> **SUPPLIED MATERIAL**
+ + +

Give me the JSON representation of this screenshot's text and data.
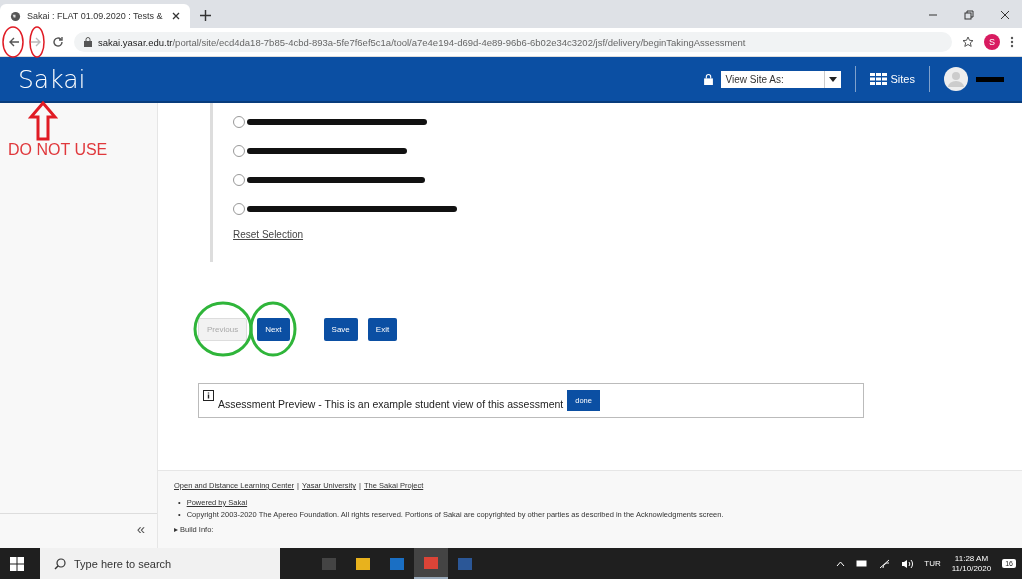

+ + +

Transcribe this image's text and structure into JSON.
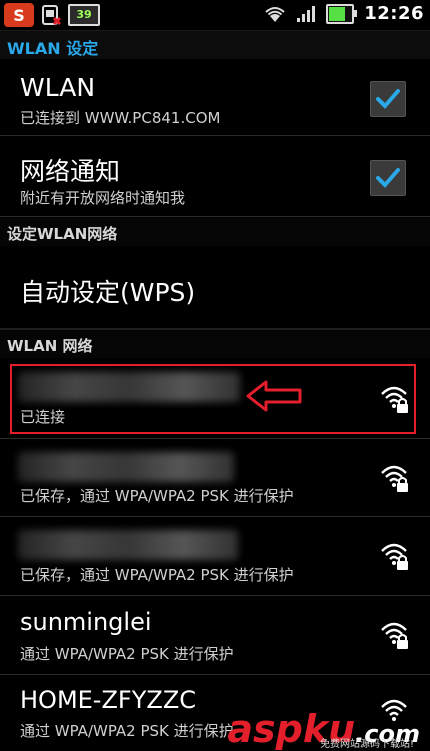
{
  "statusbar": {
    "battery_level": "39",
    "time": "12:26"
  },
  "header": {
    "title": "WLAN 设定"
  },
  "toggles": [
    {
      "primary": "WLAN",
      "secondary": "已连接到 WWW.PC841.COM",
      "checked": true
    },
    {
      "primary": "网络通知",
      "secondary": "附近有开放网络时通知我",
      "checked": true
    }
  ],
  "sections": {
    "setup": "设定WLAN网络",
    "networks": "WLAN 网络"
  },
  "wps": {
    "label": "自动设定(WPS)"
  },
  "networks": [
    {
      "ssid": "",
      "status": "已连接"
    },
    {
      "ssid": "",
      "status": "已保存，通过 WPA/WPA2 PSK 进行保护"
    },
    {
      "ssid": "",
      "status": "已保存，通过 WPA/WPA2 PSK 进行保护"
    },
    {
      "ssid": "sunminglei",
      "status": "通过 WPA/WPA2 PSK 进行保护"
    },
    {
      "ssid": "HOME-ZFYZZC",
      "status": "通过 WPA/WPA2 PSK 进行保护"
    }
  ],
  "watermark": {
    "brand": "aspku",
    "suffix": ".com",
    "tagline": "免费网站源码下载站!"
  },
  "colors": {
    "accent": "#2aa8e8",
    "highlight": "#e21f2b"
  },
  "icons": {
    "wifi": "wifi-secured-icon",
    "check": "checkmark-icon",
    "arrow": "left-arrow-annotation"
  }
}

+ + +

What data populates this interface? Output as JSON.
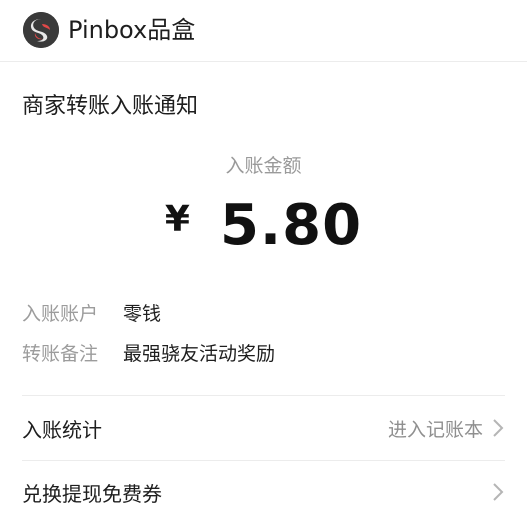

+ + +

> **TASK PROMPT**
Determine the number of lines in the entries above where the string "data" appears. Answer with the number alone.

> **ANSWER IN FULL**
2